• [EXERCISE]:
Filter out everything except lines holding "Постановлением".

--- BEGIN ---

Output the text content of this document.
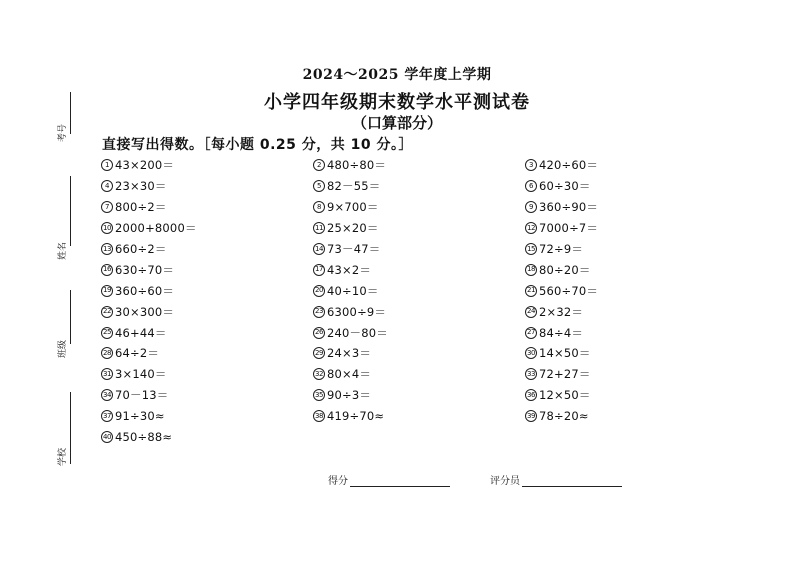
考号
姓名
班级
学校
2024～2025 学年度上学期
小学四年级期末数学水平测试卷
（口算部分）
直接写出得数。［每小题 0.25 分，共 10 分。］
1 43×200＝	2 480÷80＝	3 420÷60＝
4 23×30＝	5 82－55＝	6 60÷30＝
7 800÷2＝	8 9×700＝	9 360÷90＝
10 2000+8000＝	11 25×20＝	12 7000÷7＝
13 660÷2＝	14 73－47＝	15 72÷9＝
16 630÷70＝	17 43×2＝	18 80÷20＝
19 360÷60＝	20 40÷10＝	21 560÷70＝
22 30×300＝	23 6300÷9＝	24 2×32＝
25 46+44＝	26 240－80＝	27 84÷4＝
28 64÷2＝	29 24×3＝	30 14×50＝
31 3×140＝	32 80×4＝	33 72+27＝
34 70－13＝	35 90÷3＝	36 12×50＝
37 91÷30≈	38 419÷70≈	39 78÷20≈
40 450÷88≈
得分	评分员
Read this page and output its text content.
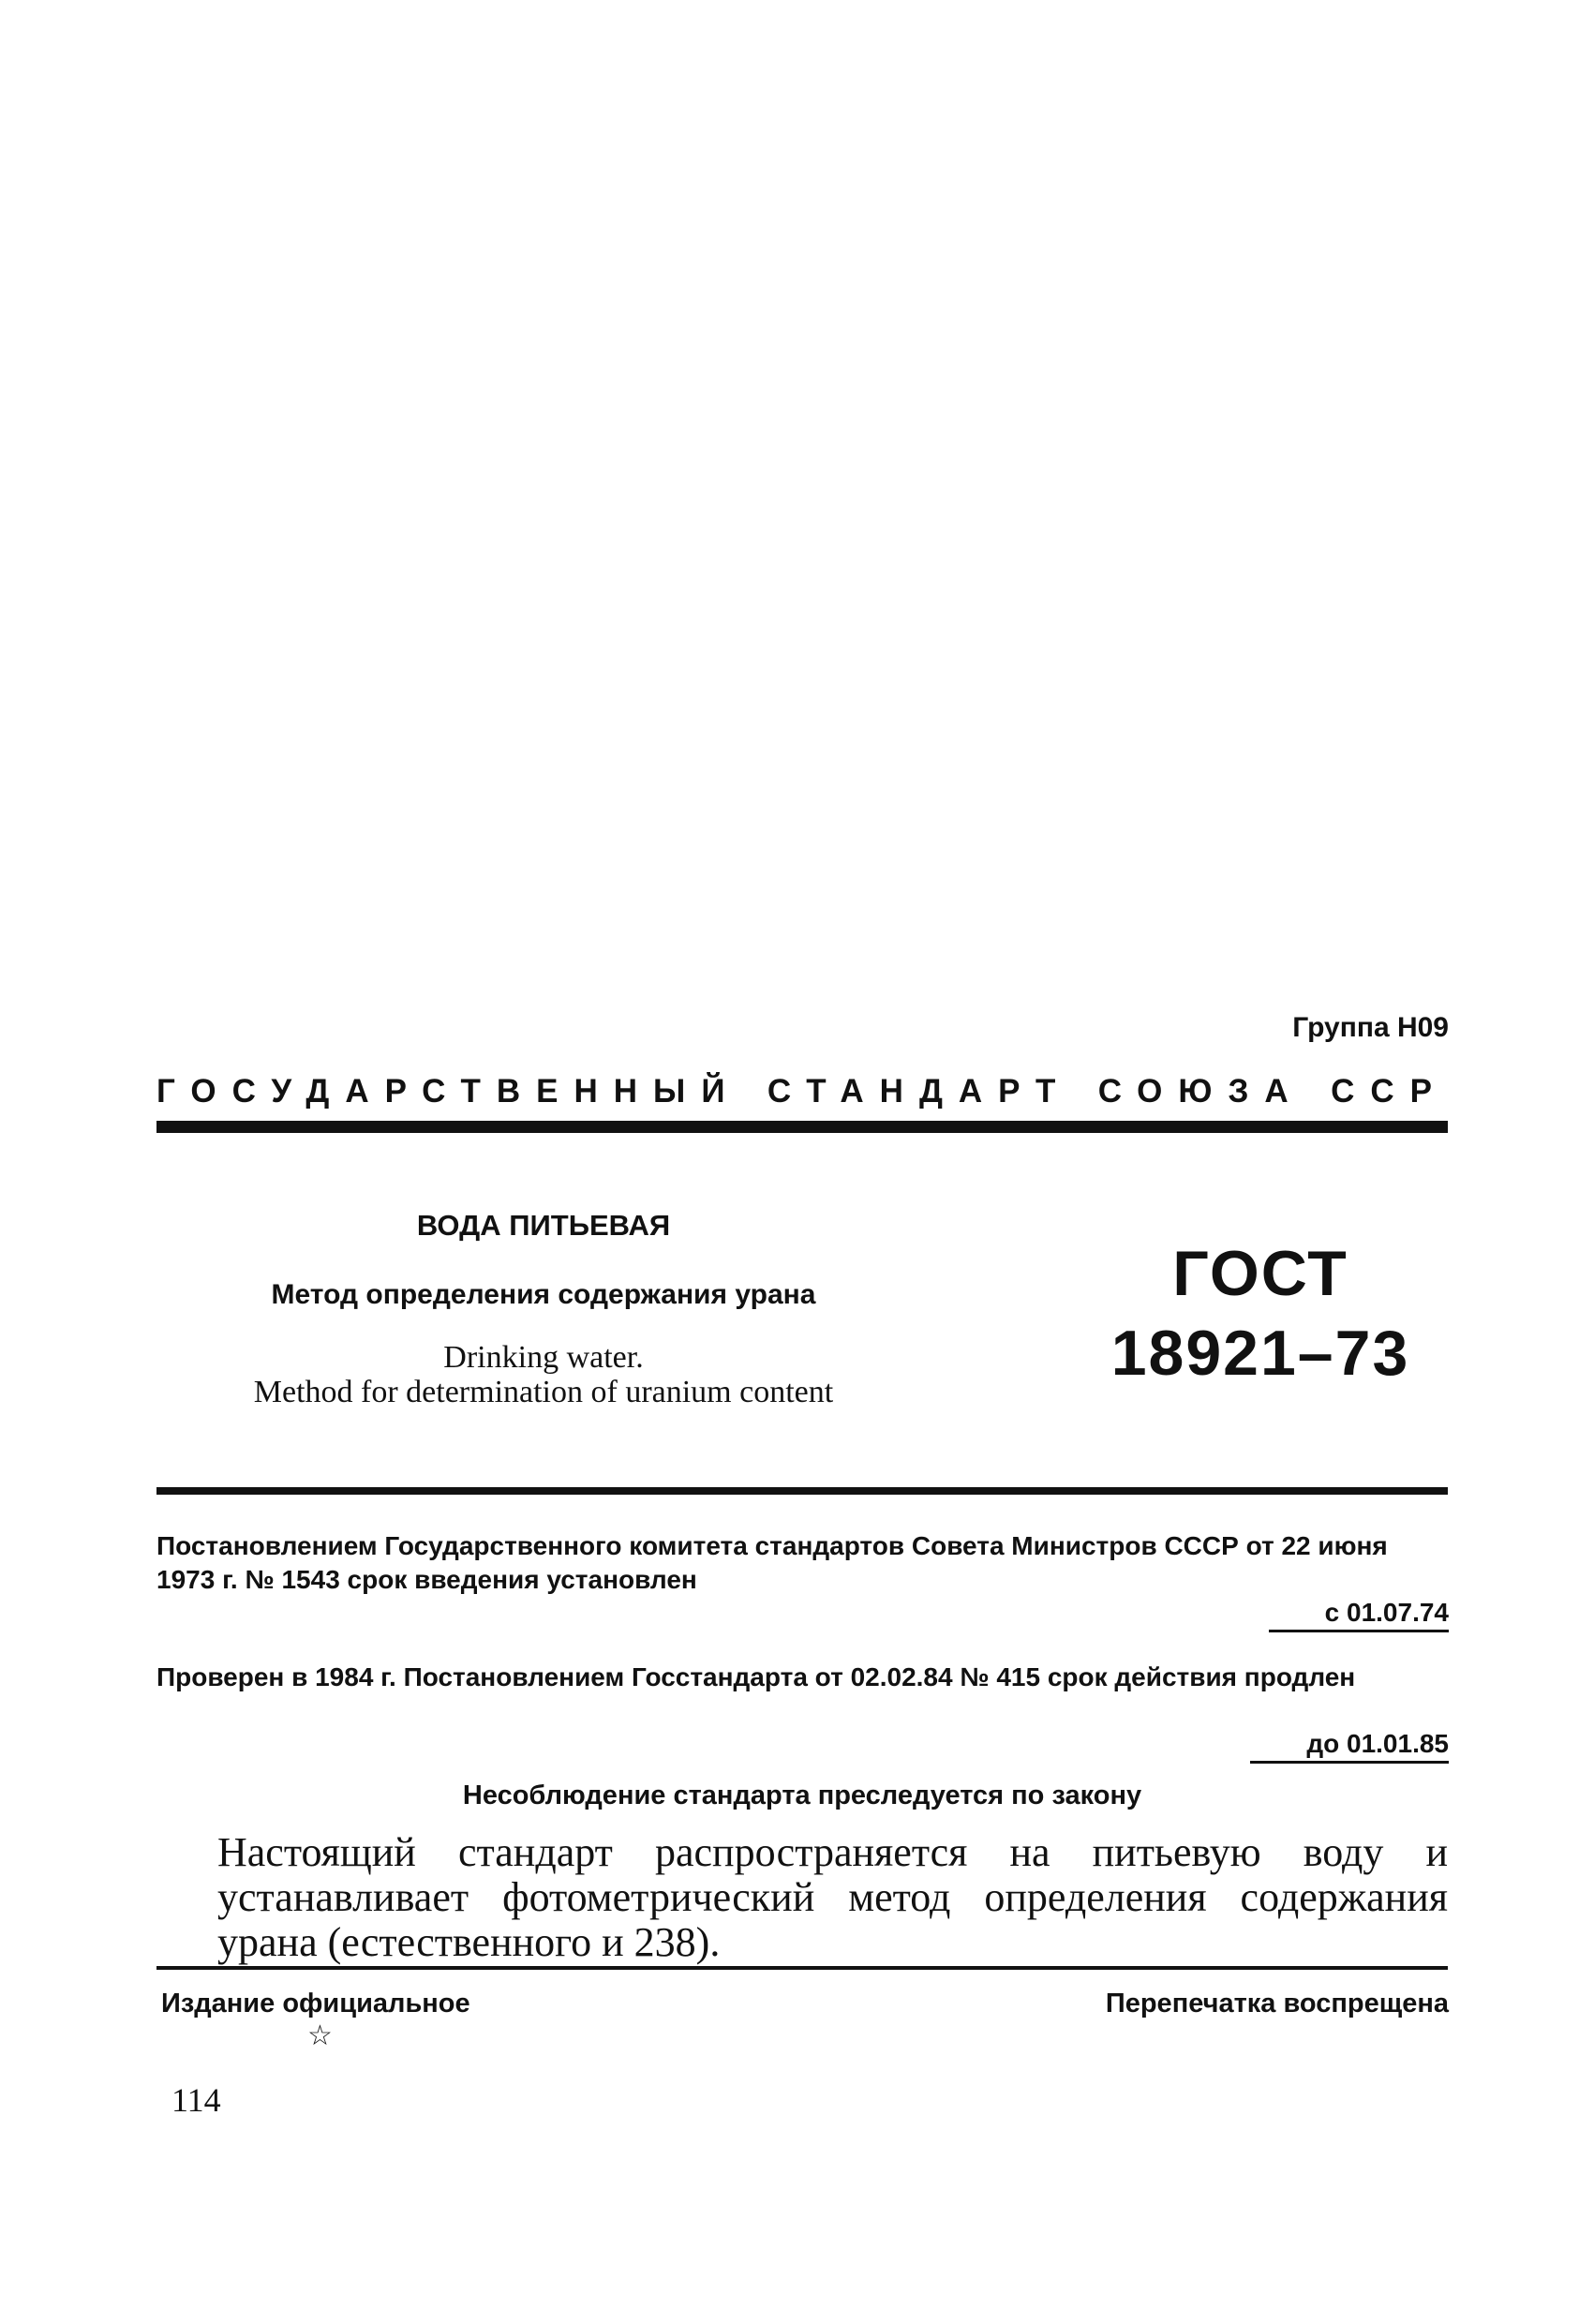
Группа Н09
ГОСУДАРСТВЕННЫЙ СТАНДАРТ СОЮЗА ССР
ВОДА ПИТЬЕВАЯ
Метод определения содержания урана
Drinking water.
Method for determination of uranium content
ГОСТ
18921–73
Постановлением Государственного комитета стандартов Совета Министров СССР от 22 июня 1973 г. № 1543 срок введения установлен
с 01.07.74
Проверен в 1984 г. Постановлением Госстандарта от 02.02.84 № 415 срок действия продлен
до 01.01.85
Несоблюдение стандарта преследуется по закону
Настоящий стандарт распространяется на питьевую воду и устанавливает фотометрический метод определения содержания урана (естественного и 238).
Издание официальное	Перепечатка воспрещена
☆
114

--- END ---

• [RESULT FOR THIS EXERCISE]:
Постановлением Государственного комитета стандартов Совета Министров СССР от 22 июня 1973 г. № 1543 срок введения установлен
Проверен в 1984 г. Постановлением Госстандарта от 02.02.84 № 415 срок действия продлен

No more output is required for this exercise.